*Selected passage*.
++++++++++++++++++++
Note that the individual entries in the JSON file correspond to the classes as implemented in EPyT-Flow.

At every time, a complete ScenarioConfig can be obtained by calling get_scenario_config(). This scenario configuration could be then, for instance, stored in a file so that it can be reloaded in the future without having to make all the manual specifications again – see Serialization for details.

Example of obtaining and storing the current scenario configuration:

# Open/Create a new scenario based on the Hanoi network
with ScenarioSimulator(f_inp="Hanoi.inp") as sim:
    # Make some modifications to the scenario configuration ....

    # Get final scenario configuration
    scenario_config_final = sim.get_scenario_config()

    # Store scenario configuration in a file
    scenario_config_final.save_to_file("myHanoiConfig.epytflow_config")

# ....

# Load scenario configuration
scenario_config = ScenarioConfig.load("myHanoiConfig.epytflow_config")
with ScenarioSimulator(scenario_config) as sim:
    # ....

Predefined networks

EPyT-Flow comes with a set of popular benchmark water distribution networks already included. These networks are, if necessary, downloaded and wrapped inside a ScenarioConfig instance, so that they can be directly passed to ScenarioSimulator.

Also, note that in some cases (i.e. Hanoi and L-TOWN) a predefined sensor placement can be included as well.

Network

Function for loading

Net1

load_net1()

Net2

load_net2()

Net3

load_net3()

Net6

load_net6()

Richmond

load_richmond()

MICROPOLIS

load_micropolis()

Balerma

load_balerma()

Rural

load_rural()

BSWN-1

load_bwsn1()

BWSN-2

load_bwsn2()

Anytown

load_anytown()
++++++++++++++++++++
Data for recognizing document structure
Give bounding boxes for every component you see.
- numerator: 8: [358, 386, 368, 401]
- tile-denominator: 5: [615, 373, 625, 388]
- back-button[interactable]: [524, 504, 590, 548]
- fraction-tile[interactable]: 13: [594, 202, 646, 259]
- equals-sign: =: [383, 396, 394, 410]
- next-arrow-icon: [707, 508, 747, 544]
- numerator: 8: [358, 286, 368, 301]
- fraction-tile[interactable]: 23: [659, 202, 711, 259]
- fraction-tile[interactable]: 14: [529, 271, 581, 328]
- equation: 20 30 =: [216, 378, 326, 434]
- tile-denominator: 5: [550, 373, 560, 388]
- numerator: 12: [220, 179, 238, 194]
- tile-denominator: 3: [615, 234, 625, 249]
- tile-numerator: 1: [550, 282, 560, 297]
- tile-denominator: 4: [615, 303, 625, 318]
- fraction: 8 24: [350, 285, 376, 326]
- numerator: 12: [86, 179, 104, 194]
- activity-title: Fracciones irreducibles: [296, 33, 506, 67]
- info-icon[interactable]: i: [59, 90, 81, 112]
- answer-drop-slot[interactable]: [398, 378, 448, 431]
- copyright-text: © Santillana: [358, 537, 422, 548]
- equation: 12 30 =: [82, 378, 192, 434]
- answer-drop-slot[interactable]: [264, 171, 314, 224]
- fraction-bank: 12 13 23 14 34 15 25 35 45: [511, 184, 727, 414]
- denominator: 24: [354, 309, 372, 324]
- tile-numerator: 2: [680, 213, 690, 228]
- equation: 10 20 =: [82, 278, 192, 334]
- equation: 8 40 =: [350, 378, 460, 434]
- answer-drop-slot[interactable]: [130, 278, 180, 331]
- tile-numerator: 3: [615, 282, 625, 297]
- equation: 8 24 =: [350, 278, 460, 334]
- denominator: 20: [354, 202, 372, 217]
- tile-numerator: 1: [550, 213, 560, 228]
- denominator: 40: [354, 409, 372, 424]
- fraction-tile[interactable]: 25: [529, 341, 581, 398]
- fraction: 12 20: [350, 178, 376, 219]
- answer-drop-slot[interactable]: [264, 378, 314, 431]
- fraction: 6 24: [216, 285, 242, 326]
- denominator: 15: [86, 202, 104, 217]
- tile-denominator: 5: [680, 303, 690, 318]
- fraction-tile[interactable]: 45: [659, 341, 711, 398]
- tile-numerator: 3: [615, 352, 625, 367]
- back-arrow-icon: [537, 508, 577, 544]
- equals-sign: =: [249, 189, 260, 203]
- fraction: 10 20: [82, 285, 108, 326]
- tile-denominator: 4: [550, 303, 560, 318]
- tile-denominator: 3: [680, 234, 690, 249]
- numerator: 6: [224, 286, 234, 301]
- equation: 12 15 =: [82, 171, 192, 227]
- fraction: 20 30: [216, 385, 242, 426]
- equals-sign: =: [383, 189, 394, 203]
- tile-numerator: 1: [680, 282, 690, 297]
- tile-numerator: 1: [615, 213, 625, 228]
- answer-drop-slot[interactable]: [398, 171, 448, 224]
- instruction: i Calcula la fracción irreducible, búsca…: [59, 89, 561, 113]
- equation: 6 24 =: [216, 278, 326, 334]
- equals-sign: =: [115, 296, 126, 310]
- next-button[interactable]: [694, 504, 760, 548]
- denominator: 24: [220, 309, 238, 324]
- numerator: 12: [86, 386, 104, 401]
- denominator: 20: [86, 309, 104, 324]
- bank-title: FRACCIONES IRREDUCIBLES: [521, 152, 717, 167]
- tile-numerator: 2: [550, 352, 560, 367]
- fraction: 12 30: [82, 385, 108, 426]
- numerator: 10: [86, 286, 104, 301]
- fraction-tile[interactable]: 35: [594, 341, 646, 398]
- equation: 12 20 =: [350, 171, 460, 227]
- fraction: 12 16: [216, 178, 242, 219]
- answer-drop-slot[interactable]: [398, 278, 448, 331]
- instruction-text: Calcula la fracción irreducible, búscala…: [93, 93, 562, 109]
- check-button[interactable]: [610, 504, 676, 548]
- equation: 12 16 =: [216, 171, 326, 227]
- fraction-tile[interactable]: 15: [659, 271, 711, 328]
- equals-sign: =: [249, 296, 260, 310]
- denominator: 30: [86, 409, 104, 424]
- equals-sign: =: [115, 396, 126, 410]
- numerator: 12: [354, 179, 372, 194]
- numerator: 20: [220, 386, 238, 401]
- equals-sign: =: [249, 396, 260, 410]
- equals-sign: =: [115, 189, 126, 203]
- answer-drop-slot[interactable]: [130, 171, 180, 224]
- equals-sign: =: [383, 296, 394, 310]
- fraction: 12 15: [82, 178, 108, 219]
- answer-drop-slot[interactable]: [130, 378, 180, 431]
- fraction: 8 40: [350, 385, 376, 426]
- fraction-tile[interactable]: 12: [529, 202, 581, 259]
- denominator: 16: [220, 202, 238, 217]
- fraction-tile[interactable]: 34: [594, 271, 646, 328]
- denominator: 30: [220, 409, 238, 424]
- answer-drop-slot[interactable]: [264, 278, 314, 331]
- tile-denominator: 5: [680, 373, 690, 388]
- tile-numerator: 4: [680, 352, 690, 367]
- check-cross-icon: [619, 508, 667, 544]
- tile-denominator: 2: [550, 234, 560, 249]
++++++++++++++++++++
*Exercise prompt*. Copy word for word the part of the EPyT-Flow documentation excerpt that begins with the words containing "Example of obtaining" and ends with "scenario configuration ....".

*Response area*.
Example of obtaining and storing the current scenario configuration:

# Open/Create a new scenario based on the Hanoi network
with ScenarioSimulator(f_inp="Hanoi.inp") as sim:
    # Make some modifications to the scenario configuration ....